The data below should be restated word for word, with every picture omitted.

◆ DATA ENTRIES ◆
# # # #
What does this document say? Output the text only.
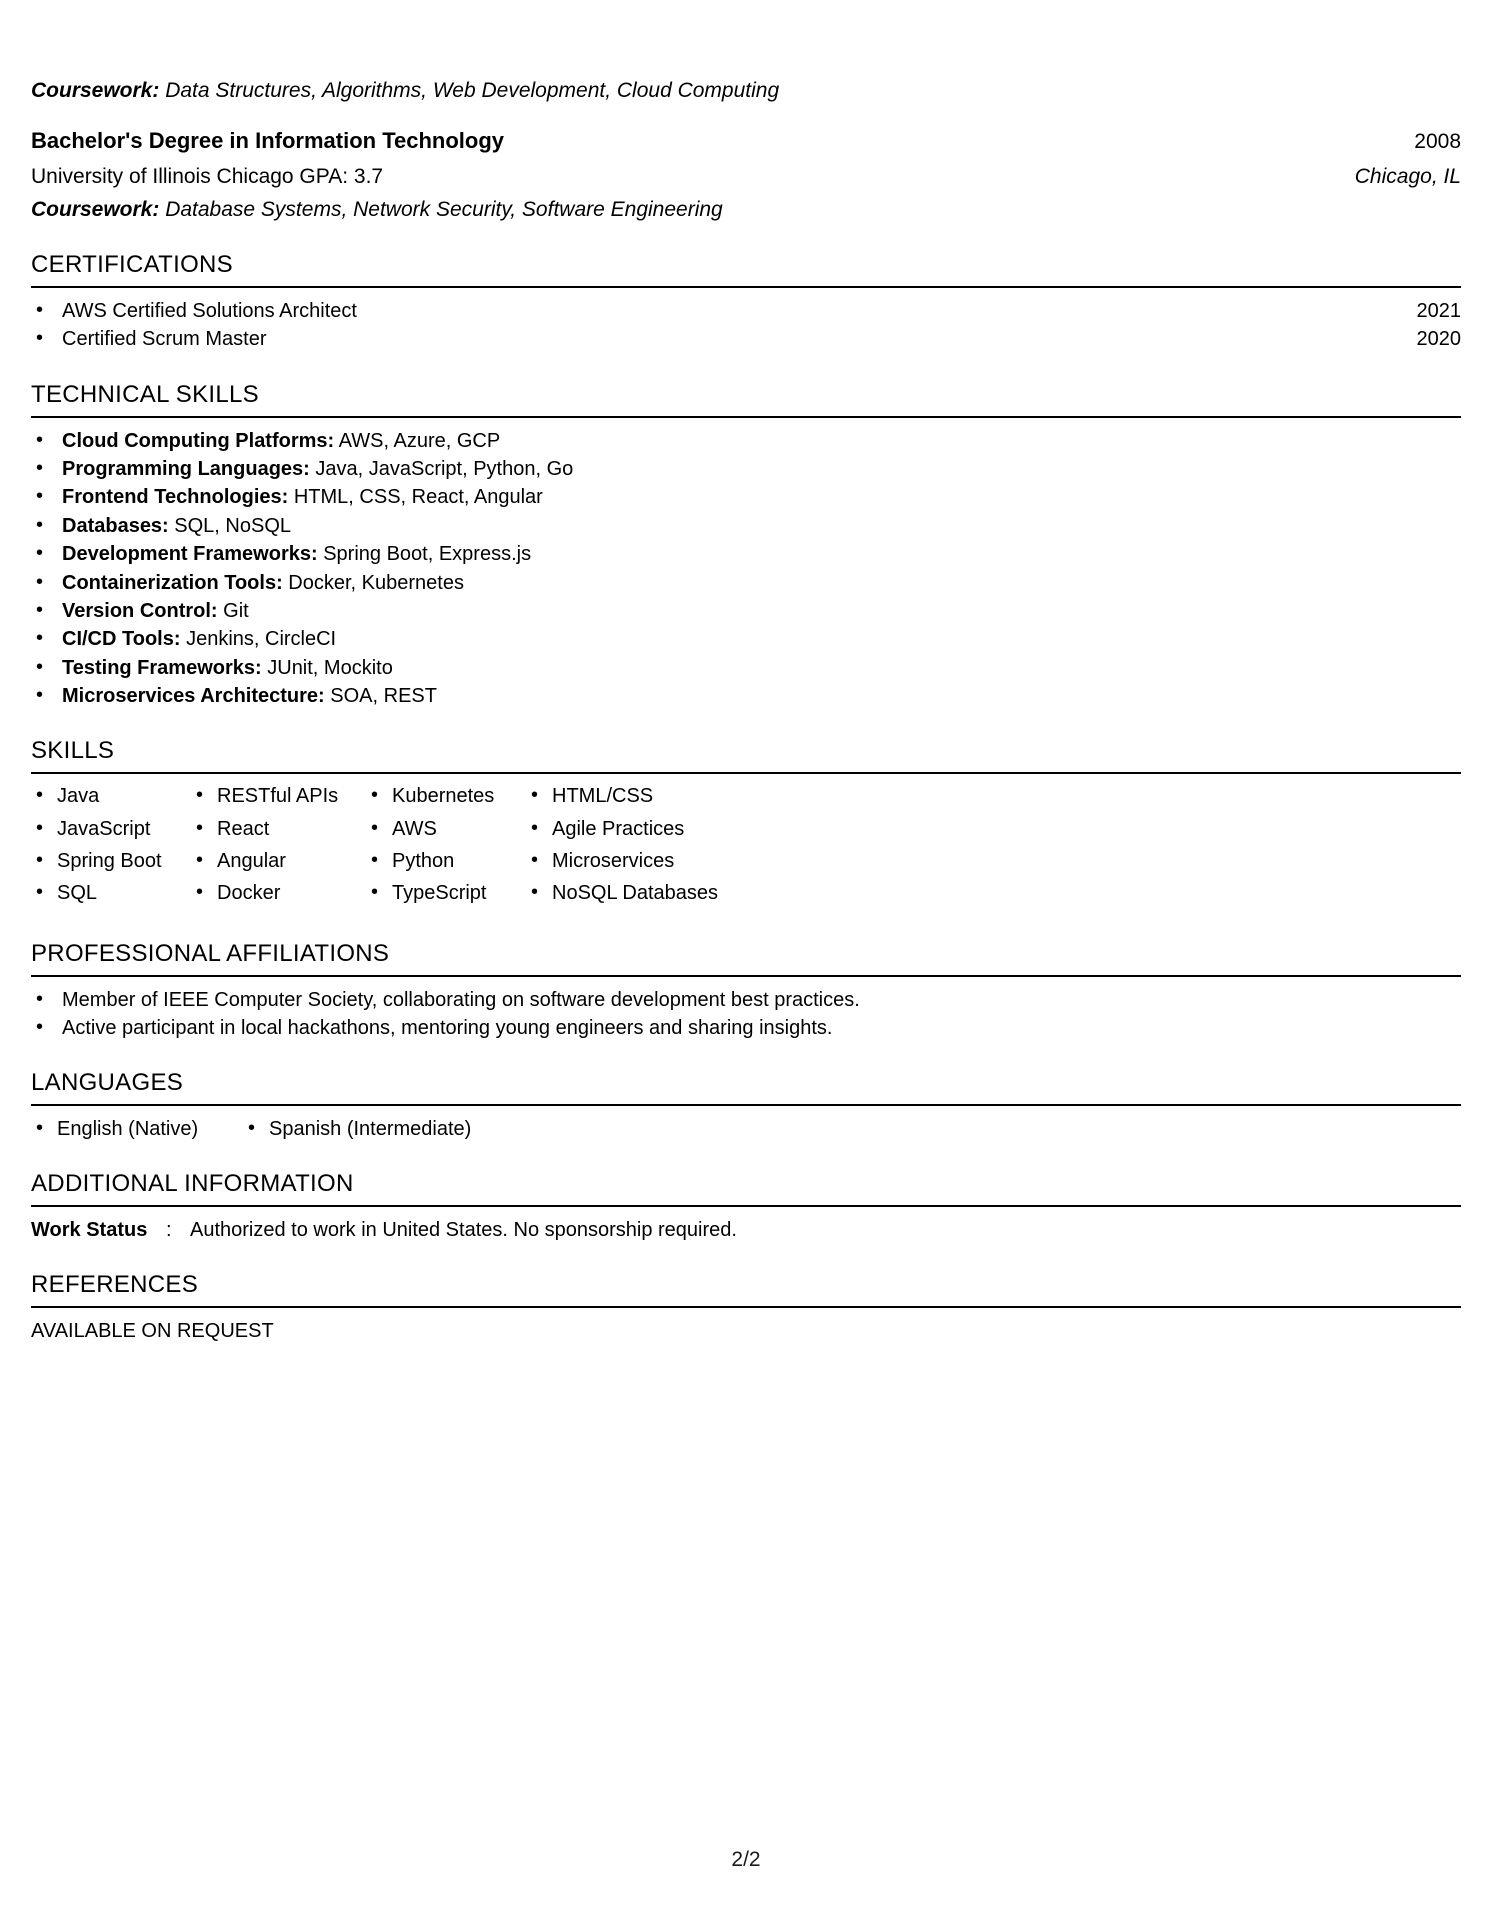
Coursework: Data Structures, Algorithms, Web Development, Cloud Computing
Bachelor's Degree in Information Technology	2008
University of Illinois Chicago GPA: 3.7	Chicago, IL
Coursework: Database Systems, Network Security, Software Engineering
CERTIFICATIONS
• AWS Certified Solutions Architect	2021
• Certified Scrum Master	2020
TECHNICAL SKILLS
• Cloud Computing Platforms: AWS, Azure, GCP
• Programming Languages: Java, JavaScript, Python, Go
• Frontend Technologies: HTML, CSS, React, Angular
• Databases: SQL, NoSQL
• Development Frameworks: Spring Boot, Express.js
• Containerization Tools: Docker, Kubernetes
• Version Control: Git
• CI/CD Tools: Jenkins, CircleCI
• Testing Frameworks: JUnit, Mockito
• Microservices Architecture: SOA, REST
SKILLS
• Java	• RESTful APIs	• Kubernetes	• HTML/CSS
• JavaScript	• React	• AWS	• Agile Practices
• Spring Boot	• Angular	• Python	• Microservices
• SQL	• Docker	• TypeScript	• NoSQL Databases
PROFESSIONAL AFFILIATIONS
• Member of IEEE Computer Society, collaborating on software development best practices.
• Active participant in local hackathons, mentoring young engineers and sharing insights.
LANGUAGES
• English (Native)	• Spanish (Intermediate)
ADDITIONAL INFORMATION
Work Status : Authorized to work in United States. No sponsorship required.
REFERENCES
AVAILABLE ON REQUEST
2/2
# # # #
◆ RESULT OF THE TASK ◆
What does this document say? Output the text only.
Coursework: Data Structures, Algorithms, Web Development, Cloud Computing
Bachelor's Degree in Information Technology	2008
University of Illinois Chicago GPA: 3.7	Chicago, IL
Coursework: Database Systems, Network Security, Software Engineering
CERTIFICATIONS
• AWS Certified Solutions Architect	2021
• Certified Scrum Master	2020
TECHNICAL SKILLS
• Cloud Computing Platforms: AWS, Azure, GCP
• Programming Languages: Java, JavaScript, Python, Go
• Frontend Technologies: HTML, CSS, React, Angular
• Databases: SQL, NoSQL
• Development Frameworks: Spring Boot, Express.js
• Containerization Tools: Docker, Kubernetes
• Version Control: Git
• CI/CD Tools: Jenkins, CircleCI
• Testing Frameworks: JUnit, Mockito
• Microservices Architecture: SOA, REST
SKILLS
• Java	• RESTful APIs	• Kubernetes	• HTML/CSS
• JavaScript	• React	• AWS	• Agile Practices
• Spring Boot	• Angular	• Python	• Microservices
• SQL	• Docker	• TypeScript	• NoSQL Databases
PROFESSIONAL AFFILIATIONS
• Member of IEEE Computer Society, collaborating on software development best practices.
• Active participant in local hackathons, mentoring young engineers and sharing insights.
LANGUAGES
• English (Native)	• Spanish (Intermediate)
ADDITIONAL INFORMATION
Work Status : Authorized to work in United States. No sponsorship required.
REFERENCES
AVAILABLE ON REQUEST
2/2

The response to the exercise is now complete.